EXERCISE DESCRIPTION
Write out the following records exactly, each one in full.

PROVIDED DATA
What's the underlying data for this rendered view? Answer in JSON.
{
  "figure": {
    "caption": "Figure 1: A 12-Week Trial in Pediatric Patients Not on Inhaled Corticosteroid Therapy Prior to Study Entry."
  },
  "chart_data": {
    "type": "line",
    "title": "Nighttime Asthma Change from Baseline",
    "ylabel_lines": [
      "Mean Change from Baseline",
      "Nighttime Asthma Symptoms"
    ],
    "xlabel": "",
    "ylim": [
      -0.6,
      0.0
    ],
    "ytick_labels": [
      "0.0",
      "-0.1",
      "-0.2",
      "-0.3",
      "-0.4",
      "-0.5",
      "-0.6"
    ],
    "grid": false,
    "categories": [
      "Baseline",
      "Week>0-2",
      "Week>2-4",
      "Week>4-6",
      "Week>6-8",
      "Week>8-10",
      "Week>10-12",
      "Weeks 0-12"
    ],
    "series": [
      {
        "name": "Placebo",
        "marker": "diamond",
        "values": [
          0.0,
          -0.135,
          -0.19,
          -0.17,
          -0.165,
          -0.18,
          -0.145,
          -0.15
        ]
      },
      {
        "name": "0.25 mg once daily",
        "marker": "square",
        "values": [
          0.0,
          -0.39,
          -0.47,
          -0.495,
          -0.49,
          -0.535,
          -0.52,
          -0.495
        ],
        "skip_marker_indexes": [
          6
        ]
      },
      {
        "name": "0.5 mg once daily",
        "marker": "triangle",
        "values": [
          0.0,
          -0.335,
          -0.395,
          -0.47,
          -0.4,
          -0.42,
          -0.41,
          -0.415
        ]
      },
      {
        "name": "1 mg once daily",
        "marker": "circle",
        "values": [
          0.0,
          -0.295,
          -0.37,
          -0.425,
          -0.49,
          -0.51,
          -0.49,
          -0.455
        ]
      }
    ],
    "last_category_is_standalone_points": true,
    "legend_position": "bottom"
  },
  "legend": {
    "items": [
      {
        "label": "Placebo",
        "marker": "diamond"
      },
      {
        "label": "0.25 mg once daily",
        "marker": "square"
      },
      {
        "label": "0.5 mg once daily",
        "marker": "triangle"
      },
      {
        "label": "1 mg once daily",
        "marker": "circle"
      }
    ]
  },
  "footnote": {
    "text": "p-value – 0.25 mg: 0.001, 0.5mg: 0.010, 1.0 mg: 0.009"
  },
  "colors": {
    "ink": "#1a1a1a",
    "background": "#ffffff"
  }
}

WORKED SOLUTION
What's the underlying data for this rendered view? Answer in JSON.
{
  "figure": {
    "caption": "Figure 1: A 12-Week Trial in Pediatric Patients Not on Inhaled Corticosteroid Therapy Prior to Study Entry."
  },
  "chart_data": {
    "type": "line",
    "title": "Nighttime Asthma Change from Baseline",
    "ylabel_lines": [
      "Mean Change from Baseline",
      "Nighttime Asthma Symptoms"
    ],
    "xlabel": "",
    "ylim": [
      -0.6,
      0.0
    ],
    "ytick_labels": [
      "0.0",
      "-0.1",
      "-0.2",
      "-0.3",
      "-0.4",
      "-0.5",
      "-0.6"
    ],
    "grid": false,
    "categories": [
      "Baseline",
      "Week>0-2",
      "Week>2-4",
      "Week>4-6",
      "Week>6-8",
      "Week>8-10",
      "Week>10-12",
      "Weeks 0-12"
    ],
    "series": [
      {
        "name": "Placebo",
        "marker": "diamond",
        "values": [
          0.0,
          -0.135,
          -0.19,
          -0.17,
          -0.165,
          -0.18,
          -0.145,
          -0.15
        ]
      },
      {
        "name": "0.25 mg once daily",
        "marker": "square",
        "values": [
          0.0,
          -0.39,
          -0.47,
          -0.495,
          -0.49,
          -0.535,
          -0.52,
          -0.495
        ],
        "skip_marker_indexes": [
          6
        ]
      },
      {
        "name": "0.5 mg once daily",
        "marker": "triangle",
        "values": [
          0.0,
          -0.335,
          -0.395,
          -0.47,
          -0.4,
          -0.42,
          -0.41,
          -0.415
        ]
      },
      {
        "name": "1 mg once daily",
        "marker": "circle",
        "values": [
          0.0,
          -0.295,
          -0.37,
          -0.425,
          -0.49,
          -0.51,
          -0.49,
          -0.455
        ]
      }
    ],
    "last_category_is_standalone_points": true,
    "legend_position": "bottom"
  },
  "legend": {
    "items": [
      {
        "label": "Placebo",
        "marker": "diamond"
      },
      {
        "label": "0.25 mg once daily",
        "marker": "square"
      },
      {
        "label": "0.5 mg once daily",
        "marker": "triangle"
      },
      {
        "label": "1 mg once daily",
        "marker": "circle"
      }
    ]
  },
  "footnote": {
    "text": "p-value – 0.25 mg: 0.001, 0.5mg: 0.010, 1.0 mg: 0.009"
  },
  "colors": {
    "ink": "#1a1a1a",
    "background": "#ffffff"
  }
}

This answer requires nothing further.